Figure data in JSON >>
§ §
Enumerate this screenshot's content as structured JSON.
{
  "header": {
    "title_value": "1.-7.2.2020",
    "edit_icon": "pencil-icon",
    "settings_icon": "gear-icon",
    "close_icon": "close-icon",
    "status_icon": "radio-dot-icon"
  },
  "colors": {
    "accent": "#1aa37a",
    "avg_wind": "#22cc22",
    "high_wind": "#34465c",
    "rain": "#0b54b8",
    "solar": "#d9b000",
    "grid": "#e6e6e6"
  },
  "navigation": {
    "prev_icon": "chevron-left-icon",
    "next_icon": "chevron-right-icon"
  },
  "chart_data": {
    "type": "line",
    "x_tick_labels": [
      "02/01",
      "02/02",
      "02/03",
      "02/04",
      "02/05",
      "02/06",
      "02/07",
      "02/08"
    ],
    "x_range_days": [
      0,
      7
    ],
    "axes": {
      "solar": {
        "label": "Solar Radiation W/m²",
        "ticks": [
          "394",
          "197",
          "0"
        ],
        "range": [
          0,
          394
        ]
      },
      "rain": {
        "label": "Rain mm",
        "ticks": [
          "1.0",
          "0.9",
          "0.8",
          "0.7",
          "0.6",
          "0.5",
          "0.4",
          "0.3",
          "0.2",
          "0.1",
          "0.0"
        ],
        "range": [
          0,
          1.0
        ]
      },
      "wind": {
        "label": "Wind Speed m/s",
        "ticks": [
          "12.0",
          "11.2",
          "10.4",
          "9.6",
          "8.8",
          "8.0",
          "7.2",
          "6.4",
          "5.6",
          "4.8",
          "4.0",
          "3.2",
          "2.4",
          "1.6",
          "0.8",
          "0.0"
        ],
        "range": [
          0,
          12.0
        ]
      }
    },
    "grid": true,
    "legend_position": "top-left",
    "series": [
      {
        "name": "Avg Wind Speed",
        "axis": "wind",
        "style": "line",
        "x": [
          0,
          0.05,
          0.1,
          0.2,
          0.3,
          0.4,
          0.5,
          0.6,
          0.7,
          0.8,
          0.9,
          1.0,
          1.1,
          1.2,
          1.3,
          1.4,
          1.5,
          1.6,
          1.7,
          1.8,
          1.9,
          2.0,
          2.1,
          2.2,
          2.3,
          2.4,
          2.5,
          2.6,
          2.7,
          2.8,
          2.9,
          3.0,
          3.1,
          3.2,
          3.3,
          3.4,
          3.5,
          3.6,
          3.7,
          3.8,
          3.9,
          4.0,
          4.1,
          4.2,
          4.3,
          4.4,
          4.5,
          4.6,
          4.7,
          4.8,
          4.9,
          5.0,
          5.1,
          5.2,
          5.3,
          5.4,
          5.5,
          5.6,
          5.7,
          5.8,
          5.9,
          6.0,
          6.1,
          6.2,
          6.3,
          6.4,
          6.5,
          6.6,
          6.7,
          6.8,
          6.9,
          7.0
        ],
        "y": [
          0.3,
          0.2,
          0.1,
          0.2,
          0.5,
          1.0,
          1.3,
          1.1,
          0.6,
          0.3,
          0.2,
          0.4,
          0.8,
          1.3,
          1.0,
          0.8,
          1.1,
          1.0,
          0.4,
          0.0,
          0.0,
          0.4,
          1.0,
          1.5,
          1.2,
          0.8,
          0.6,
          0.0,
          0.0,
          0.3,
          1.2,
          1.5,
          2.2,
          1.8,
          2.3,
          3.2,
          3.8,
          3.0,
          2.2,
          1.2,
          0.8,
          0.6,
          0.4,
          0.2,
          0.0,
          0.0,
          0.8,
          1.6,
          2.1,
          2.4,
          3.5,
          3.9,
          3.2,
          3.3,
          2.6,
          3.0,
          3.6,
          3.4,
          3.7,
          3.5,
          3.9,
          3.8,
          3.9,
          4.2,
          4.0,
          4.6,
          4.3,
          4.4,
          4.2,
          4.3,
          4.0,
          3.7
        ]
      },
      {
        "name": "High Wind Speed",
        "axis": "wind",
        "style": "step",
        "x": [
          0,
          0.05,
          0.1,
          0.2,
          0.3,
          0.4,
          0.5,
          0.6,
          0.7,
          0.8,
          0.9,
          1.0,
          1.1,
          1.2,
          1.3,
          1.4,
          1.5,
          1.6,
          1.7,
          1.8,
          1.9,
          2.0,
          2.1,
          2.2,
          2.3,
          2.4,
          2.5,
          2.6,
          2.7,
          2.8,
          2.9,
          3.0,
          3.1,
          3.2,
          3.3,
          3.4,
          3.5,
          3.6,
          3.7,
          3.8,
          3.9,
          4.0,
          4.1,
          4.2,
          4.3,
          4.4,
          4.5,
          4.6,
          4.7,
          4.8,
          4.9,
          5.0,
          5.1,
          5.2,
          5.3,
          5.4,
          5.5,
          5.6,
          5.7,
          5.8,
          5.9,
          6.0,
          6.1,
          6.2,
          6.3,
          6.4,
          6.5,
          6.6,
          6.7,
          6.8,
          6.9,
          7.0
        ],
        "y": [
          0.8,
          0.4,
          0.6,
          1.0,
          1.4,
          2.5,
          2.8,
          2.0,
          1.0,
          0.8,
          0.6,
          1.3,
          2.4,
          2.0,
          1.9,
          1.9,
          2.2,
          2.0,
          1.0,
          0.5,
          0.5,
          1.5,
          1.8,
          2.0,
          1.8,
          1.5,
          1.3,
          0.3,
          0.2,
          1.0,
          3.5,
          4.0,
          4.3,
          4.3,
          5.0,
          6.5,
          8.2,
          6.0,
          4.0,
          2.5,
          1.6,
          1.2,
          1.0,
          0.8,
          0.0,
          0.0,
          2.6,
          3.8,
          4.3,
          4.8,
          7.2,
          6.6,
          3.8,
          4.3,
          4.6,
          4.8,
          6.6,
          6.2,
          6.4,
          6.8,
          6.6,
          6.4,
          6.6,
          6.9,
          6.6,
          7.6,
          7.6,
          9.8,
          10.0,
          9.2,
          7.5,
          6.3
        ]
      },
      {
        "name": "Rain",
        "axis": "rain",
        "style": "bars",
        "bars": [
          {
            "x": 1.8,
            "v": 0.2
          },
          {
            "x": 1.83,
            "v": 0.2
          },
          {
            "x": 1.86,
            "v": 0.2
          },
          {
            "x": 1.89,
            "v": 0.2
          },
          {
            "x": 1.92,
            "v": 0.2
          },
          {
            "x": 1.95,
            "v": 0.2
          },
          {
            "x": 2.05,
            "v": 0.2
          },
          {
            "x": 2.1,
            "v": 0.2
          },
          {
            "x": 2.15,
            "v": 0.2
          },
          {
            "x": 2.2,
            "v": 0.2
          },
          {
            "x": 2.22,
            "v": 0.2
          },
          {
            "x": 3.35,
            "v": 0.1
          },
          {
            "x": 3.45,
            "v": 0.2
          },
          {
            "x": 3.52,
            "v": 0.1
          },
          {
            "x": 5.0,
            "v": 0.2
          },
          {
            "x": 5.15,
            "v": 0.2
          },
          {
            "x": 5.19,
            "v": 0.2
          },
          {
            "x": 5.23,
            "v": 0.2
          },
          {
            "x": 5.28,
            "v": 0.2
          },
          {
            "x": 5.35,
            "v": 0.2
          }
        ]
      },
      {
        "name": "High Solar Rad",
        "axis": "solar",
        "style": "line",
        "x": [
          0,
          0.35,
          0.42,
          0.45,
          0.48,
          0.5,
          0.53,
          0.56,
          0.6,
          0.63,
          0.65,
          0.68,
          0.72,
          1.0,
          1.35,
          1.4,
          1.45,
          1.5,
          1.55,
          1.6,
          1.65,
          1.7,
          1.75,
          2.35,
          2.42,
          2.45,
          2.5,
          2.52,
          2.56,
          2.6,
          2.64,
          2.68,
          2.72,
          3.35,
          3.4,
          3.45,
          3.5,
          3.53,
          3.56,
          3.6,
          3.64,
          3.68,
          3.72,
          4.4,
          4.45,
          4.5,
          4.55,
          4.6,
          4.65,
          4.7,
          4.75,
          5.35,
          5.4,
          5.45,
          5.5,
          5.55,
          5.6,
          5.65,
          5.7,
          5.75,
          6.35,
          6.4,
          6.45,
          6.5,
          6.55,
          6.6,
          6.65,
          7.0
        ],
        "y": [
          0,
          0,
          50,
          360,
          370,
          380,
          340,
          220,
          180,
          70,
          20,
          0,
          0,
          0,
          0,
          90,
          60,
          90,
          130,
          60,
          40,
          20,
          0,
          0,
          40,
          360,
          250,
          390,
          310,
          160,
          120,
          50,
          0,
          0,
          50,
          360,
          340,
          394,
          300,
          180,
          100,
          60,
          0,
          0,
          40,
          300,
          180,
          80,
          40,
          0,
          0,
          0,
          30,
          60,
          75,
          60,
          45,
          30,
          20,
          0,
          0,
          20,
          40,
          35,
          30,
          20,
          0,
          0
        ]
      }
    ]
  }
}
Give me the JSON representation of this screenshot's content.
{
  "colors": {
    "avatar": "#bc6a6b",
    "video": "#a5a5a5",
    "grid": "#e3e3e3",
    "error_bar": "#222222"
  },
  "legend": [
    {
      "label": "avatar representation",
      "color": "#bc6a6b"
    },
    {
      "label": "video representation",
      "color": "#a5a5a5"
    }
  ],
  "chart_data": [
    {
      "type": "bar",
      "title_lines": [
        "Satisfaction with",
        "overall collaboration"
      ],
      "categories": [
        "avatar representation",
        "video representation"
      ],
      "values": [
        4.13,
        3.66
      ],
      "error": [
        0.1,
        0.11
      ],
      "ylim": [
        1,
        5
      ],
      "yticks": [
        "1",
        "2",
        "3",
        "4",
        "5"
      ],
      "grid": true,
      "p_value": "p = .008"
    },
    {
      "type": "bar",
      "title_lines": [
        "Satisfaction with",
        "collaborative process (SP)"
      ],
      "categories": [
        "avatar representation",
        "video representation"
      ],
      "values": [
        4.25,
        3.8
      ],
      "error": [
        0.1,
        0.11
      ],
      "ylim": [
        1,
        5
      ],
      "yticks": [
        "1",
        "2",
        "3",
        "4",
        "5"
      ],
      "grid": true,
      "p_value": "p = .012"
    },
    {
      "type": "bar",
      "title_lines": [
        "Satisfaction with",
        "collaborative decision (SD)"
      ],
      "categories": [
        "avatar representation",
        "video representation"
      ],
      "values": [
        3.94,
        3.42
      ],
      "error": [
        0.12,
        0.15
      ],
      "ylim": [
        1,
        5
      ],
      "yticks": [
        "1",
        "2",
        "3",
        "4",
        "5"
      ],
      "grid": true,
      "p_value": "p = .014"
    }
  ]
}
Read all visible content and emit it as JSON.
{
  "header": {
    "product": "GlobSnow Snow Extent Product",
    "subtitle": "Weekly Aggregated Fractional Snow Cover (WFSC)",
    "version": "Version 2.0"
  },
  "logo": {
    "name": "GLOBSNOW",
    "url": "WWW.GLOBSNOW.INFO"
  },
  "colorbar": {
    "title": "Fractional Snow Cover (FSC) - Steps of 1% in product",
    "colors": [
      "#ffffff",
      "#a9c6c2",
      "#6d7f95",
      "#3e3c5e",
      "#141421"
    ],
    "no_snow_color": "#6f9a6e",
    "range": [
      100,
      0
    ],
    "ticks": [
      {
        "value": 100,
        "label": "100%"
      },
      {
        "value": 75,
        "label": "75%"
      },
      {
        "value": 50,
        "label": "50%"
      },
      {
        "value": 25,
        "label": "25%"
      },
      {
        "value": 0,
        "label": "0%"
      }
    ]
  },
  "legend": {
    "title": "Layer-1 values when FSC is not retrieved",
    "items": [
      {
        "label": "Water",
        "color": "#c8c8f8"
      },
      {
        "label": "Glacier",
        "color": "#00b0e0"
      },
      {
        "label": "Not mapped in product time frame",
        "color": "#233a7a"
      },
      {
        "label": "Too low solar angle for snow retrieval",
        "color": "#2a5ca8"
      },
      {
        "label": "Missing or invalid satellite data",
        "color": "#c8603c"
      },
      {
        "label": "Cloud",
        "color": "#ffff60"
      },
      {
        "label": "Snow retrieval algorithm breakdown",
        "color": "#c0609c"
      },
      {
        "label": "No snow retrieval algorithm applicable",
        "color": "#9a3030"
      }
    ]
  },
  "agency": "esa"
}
§ §
Written problem >> All lines of the data above that include the word "algorithm" must be shown.

Reply to the exercise >>
        "label": "Snow retrieval algorithm breakdown",
        "label": "No snow retrieval algorithm applicable",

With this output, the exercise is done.